[Set problem] Could you write out every entry exactly as it stands?
----
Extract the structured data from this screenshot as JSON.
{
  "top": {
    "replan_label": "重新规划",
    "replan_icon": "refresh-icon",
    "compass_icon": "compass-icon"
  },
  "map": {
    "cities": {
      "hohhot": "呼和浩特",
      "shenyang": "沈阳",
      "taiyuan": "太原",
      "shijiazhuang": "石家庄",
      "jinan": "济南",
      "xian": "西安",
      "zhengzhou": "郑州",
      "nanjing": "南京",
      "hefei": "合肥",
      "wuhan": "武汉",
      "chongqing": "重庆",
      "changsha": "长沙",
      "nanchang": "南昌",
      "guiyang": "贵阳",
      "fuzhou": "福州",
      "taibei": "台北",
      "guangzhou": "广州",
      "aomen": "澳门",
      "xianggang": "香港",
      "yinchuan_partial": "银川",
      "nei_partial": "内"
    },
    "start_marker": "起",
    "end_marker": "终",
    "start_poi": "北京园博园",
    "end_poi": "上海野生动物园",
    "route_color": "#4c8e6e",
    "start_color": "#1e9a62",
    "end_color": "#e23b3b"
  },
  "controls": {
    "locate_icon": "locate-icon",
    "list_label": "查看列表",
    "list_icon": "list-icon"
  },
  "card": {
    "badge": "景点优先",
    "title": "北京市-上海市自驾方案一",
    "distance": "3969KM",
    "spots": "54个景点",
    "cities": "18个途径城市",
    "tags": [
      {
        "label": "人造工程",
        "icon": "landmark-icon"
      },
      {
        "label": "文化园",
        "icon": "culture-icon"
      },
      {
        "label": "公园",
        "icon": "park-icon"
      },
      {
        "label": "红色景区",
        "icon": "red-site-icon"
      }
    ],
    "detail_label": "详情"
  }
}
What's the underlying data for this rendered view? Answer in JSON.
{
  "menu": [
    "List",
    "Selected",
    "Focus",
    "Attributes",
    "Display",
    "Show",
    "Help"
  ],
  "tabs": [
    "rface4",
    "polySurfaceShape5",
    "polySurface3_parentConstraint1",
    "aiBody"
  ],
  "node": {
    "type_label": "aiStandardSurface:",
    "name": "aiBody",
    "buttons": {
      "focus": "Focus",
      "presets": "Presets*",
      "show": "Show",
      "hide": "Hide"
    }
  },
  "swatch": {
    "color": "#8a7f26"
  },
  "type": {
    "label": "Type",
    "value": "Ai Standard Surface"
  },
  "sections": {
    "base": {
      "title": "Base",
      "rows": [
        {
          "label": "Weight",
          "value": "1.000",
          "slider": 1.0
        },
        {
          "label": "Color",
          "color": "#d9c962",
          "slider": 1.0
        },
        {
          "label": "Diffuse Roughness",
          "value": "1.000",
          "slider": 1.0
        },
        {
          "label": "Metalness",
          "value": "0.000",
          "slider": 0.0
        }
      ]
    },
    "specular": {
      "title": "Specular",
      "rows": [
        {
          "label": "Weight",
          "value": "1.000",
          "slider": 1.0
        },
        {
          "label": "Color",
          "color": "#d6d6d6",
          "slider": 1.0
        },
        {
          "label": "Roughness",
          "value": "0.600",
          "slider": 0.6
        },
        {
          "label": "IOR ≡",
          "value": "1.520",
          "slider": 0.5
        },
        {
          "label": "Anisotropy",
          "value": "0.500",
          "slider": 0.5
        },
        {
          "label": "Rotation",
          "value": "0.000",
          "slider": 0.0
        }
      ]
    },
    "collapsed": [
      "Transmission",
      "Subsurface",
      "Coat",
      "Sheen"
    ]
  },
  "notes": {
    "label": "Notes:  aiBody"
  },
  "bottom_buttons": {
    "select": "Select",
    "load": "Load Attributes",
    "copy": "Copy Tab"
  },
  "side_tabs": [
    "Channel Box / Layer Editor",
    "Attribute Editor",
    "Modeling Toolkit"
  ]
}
----
[Task solution]
Extract the structured data from this screenshot as JSON.
{
  "top": {
    "replan_label": "重新规划",
    "replan_icon": "refresh-icon",
    "compass_icon": "compass-icon"
  },
  "map": {
    "cities": {
      "hohhot": "呼和浩特",
      "shenyang": "沈阳",
      "taiyuan": "太原",
      "shijiazhuang": "石家庄",
      "jinan": "济南",
      "xian": "西安",
      "zhengzhou": "郑州",
      "nanjing": "南京",
      "hefei": "合肥",
      "wuhan": "武汉",
      "chongqing": "重庆",
      "changsha": "长沙",
      "nanchang": "南昌",
      "guiyang": "贵阳",
      "fuzhou": "福州",
      "taibei": "台北",
      "guangzhou": "广州",
      "aomen": "澳门",
      "xianggang": "香港",
      "yinchuan_partial": "银川",
      "nei_partial": "内"
    },
    "start_marker": "起",
    "end_marker": "终",
    "start_poi": "北京园博园",
    "end_poi": "上海野生动物园",
    "route_color": "#4c8e6e",
    "start_color": "#1e9a62",
    "end_color": "#e23b3b"
  },
  "controls": {
    "locate_icon": "locate-icon",
    "list_label": "查看列表",
    "list_icon": "list-icon"
  },
  "card": {
    "badge": "景点优先",
    "title": "北京市-上海市自驾方案一",
    "distance": "3969KM",
    "spots": "54个景点",
    "cities": "18个途径城市",
    "tags": [
      {
        "label": "人造工程",
        "icon": "landmark-icon"
      },
      {
        "label": "文化园",
        "icon": "culture-icon"
      },
      {
        "label": "公园",
        "icon": "park-icon"
      },
      {
        "label": "红色景区",
        "icon": "red-site-icon"
      }
    ],
    "detail_label": "详情"
  }
}
What's the underlying data for this rendered view? Answer in JSON.
{
  "menu": [
    "List",
    "Selected",
    "Focus",
    "Attributes",
    "Display",
    "Show",
    "Help"
  ],
  "tabs": [
    "rface4",
    "polySurfaceShape5",
    "polySurface3_parentConstraint1",
    "aiBody"
  ],
  "node": {
    "type_label": "aiStandardSurface:",
    "name": "aiBody",
    "buttons": {
      "focus": "Focus",
      "presets": "Presets*",
      "show": "Show",
      "hide": "Hide"
    }
  },
  "swatch": {
    "color": "#8a7f26"
  },
  "type": {
    "label": "Type",
    "value": "Ai Standard Surface"
  },
  "sections": {
    "base": {
      "title": "Base",
      "rows": [
        {
          "label": "Weight",
          "value": "1.000",
          "slider": 1.0
        },
        {
          "label": "Color",
          "color": "#d9c962",
          "slider": 1.0
        },
        {
          "label": "Diffuse Roughness",
          "value": "1.000",
          "slider": 1.0
        },
        {
          "label": "Metalness",
          "value": "0.000",
          "slider": 0.0
        }
      ]
    },
    "specular": {
      "title": "Specular",
      "rows": [
        {
          "label": "Weight",
          "value": "1.000",
          "slider": 1.0
        },
        {
          "label": "Color",
          "color": "#d6d6d6",
          "slider": 1.0
        },
        {
          "label": "Roughness",
          "value": "0.600",
          "slider": 0.6
        },
        {
          "label": "IOR ≡",
          "value": "1.520",
          "slider": 0.5
        },
        {
          "label": "Anisotropy",
          "value": "0.500",
          "slider": 0.5
        },
        {
          "label": "Rotation",
          "value": "0.000",
          "slider": 0.0
        }
      ]
    },
    "collapsed": [
      "Transmission",
      "Subsurface",
      "Coat",
      "Sheen"
    ]
  },
  "notes": {
    "label": "Notes:  aiBody"
  },
  "bottom_buttons": {
    "select": "Select",
    "load": "Load Attributes",
    "copy": "Copy Tab"
  },
  "side_tabs": [
    "Channel Box / Layer Editor",
    "Attribute Editor",
    "Modeling Toolkit"
  ]
}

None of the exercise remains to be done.